Figure data in JSON

** BEGIN **

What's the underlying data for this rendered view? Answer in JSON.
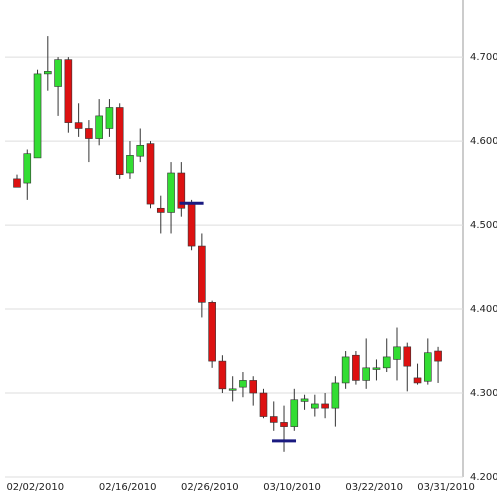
{
  "chart_data": {
    "type": "candlestick",
    "categories": [
      null,
      "02/02/2010",
      null,
      null,
      null,
      null,
      null,
      null,
      null,
      null,
      "02/16/2010",
      null,
      null,
      null,
      null,
      null,
      null,
      null,
      "02/26/2010",
      null,
      null,
      null,
      null,
      null,
      null,
      null,
      "03/10/2010",
      null,
      null,
      null,
      null,
      null,
      null,
      null,
      "03/22/2010",
      null,
      null,
      null,
      null,
      null,
      null,
      "03/31/2010"
    ],
    "open": [
      4.555,
      4.55,
      4.58,
      4.68,
      4.665,
      4.697,
      4.622,
      4.615,
      4.603,
      4.615,
      4.64,
      4.562,
      4.582,
      4.597,
      4.52,
      4.515,
      4.562,
      4.525,
      4.475,
      4.408,
      4.338,
      4.305,
      4.307,
      4.315,
      4.3,
      4.272,
      4.265,
      4.26,
      4.29,
      4.282,
      4.287,
      4.282,
      4.312,
      4.345,
      4.315,
      4.328,
      4.33,
      4.34,
      4.355,
      4.318,
      4.314,
      4.35
    ],
    "high": [
      4.56,
      4.59,
      4.685,
      4.725,
      4.7,
      4.7,
      4.645,
      4.625,
      4.65,
      4.65,
      4.645,
      4.6,
      4.615,
      4.6,
      4.535,
      4.575,
      4.575,
      4.53,
      4.49,
      4.41,
      4.345,
      4.32,
      4.325,
      4.32,
      4.305,
      4.29,
      4.285,
      4.305,
      4.298,
      4.298,
      4.3,
      4.32,
      4.35,
      4.35,
      4.365,
      4.34,
      4.365,
      4.378,
      4.36,
      4.335,
      4.365,
      4.355
    ],
    "low": [
      4.545,
      4.53,
      4.58,
      4.66,
      4.63,
      4.61,
      4.605,
      4.575,
      4.595,
      4.605,
      4.555,
      4.555,
      4.575,
      4.52,
      4.49,
      4.49,
      4.51,
      4.47,
      4.39,
      4.33,
      4.3,
      4.29,
      4.295,
      4.285,
      4.27,
      4.255,
      4.23,
      4.255,
      4.28,
      4.272,
      4.27,
      4.26,
      4.305,
      4.31,
      4.305,
      4.315,
      4.325,
      4.315,
      4.302,
      4.31,
      4.31,
      4.312
    ],
    "close": [
      4.545,
      4.585,
      4.68,
      4.683,
      4.697,
      4.622,
      4.615,
      4.603,
      4.63,
      4.64,
      4.56,
      4.583,
      4.595,
      4.525,
      4.515,
      4.562,
      4.52,
      4.475,
      4.408,
      4.338,
      4.305,
      4.305,
      4.315,
      4.3,
      4.272,
      4.265,
      4.26,
      4.292,
      4.293,
      4.287,
      4.282,
      4.312,
      4.343,
      4.315,
      4.33,
      4.33,
      4.343,
      4.355,
      4.332,
      4.312,
      4.348,
      4.338
    ],
    "up_color": "#33dd33",
    "down_color": "#dd1111",
    "markers": [
      {
        "index": 17,
        "value": 4.526,
        "color": "#1a1a80"
      },
      {
        "index": 26,
        "value": 4.243,
        "color": "#1a1a80"
      }
    ],
    "ylim": [
      4.2,
      4.768
    ],
    "yticks": [
      {
        "value": 4.2,
        "label": "4.2000"
      },
      {
        "value": 4.3,
        "label": "4.3000"
      },
      {
        "value": 4.4,
        "label": "4.4000"
      },
      {
        "value": 4.5,
        "label": "4.5000"
      },
      {
        "value": 4.6,
        "label": "4.6000"
      },
      {
        "value": 4.7,
        "label": "4.7000"
      }
    ],
    "grid": true
  }
}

** END **

The task :: Go through the listing above and write it all out exactly, leaving out any picture.

Answer to the problem ::
What's the underlying data for this rendered view? Answer in JSON.
{
  "chart_data": {
    "type": "candlestick",
    "categories": [
      null,
      "02/02/2010",
      null,
      null,
      null,
      null,
      null,
      null,
      null,
      null,
      "02/16/2010",
      null,
      null,
      null,
      null,
      null,
      null,
      null,
      "02/26/2010",
      null,
      null,
      null,
      null,
      null,
      null,
      null,
      "03/10/2010",
      null,
      null,
      null,
      null,
      null,
      null,
      null,
      "03/22/2010",
      null,
      null,
      null,
      null,
      null,
      null,
      "03/31/2010"
    ],
    "open": [
      4.555,
      4.55,
      4.58,
      4.68,
      4.665,
      4.697,
      4.622,
      4.615,
      4.603,
      4.615,
      4.64,
      4.562,
      4.582,
      4.597,
      4.52,
      4.515,
      4.562,
      4.525,
      4.475,
      4.408,
      4.338,
      4.305,
      4.307,
      4.315,
      4.3,
      4.272,
      4.265,
      4.26,
      4.29,
      4.282,
      4.287,
      4.282,
      4.312,
      4.345,
      4.315,
      4.328,
      4.33,
      4.34,
      4.355,
      4.318,
      4.314,
      4.35
    ],
    "high": [
      4.56,
      4.59,
      4.685,
      4.725,
      4.7,
      4.7,
      4.645,
      4.625,
      4.65,
      4.65,
      4.645,
      4.6,
      4.615,
      4.6,
      4.535,
      4.575,
      4.575,
      4.53,
      4.49,
      4.41,
      4.345,
      4.32,
      4.325,
      4.32,
      4.305,
      4.29,
      4.285,
      4.305,
      4.298,
      4.298,
      4.3,
      4.32,
      4.35,
      4.35,
      4.365,
      4.34,
      4.365,
      4.378,
      4.36,
      4.335,
      4.365,
      4.355
    ],
    "low": [
      4.545,
      4.53,
      4.58,
      4.66,
      4.63,
      4.61,
      4.605,
      4.575,
      4.595,
      4.605,
      4.555,
      4.555,
      4.575,
      4.52,
      4.49,
      4.49,
      4.51,
      4.47,
      4.39,
      4.33,
      4.3,
      4.29,
      4.295,
      4.285,
      4.27,
      4.255,
      4.23,
      4.255,
      4.28,
      4.272,
      4.27,
      4.26,
      4.305,
      4.31,
      4.305,
      4.315,
      4.325,
      4.315,
      4.302,
      4.31,
      4.31,
      4.312
    ],
    "close": [
      4.545,
      4.585,
      4.68,
      4.683,
      4.697,
      4.622,
      4.615,
      4.603,
      4.63,
      4.64,
      4.56,
      4.583,
      4.595,
      4.525,
      4.515,
      4.562,
      4.52,
      4.475,
      4.408,
      4.338,
      4.305,
      4.305,
      4.315,
      4.3,
      4.272,
      4.265,
      4.26,
      4.292,
      4.293,
      4.287,
      4.282,
      4.312,
      4.343,
      4.315,
      4.33,
      4.33,
      4.343,
      4.355,
      4.332,
      4.312,
      4.348,
      4.338
    ],
    "up_color": "#33dd33",
    "down_color": "#dd1111",
    "markers": [
      {
        "index": 17,
        "value": 4.526,
        "color": "#1a1a80"
      },
      {
        "index": 26,
        "value": 4.243,
        "color": "#1a1a80"
      }
    ],
    "ylim": [
      4.2,
      4.768
    ],
    "yticks": [
      {
        "value": 4.2,
        "label": "4.2000"
      },
      {
        "value": 4.3,
        "label": "4.3000"
      },
      {
        "value": 4.4,
        "label": "4.4000"
      },
      {
        "value": 4.5,
        "label": "4.5000"
      },
      {
        "value": 4.6,
        "label": "4.6000"
      },
      {
        "value": 4.7,
        "label": "4.7000"
      }
    ],
    "grid": true
  }
}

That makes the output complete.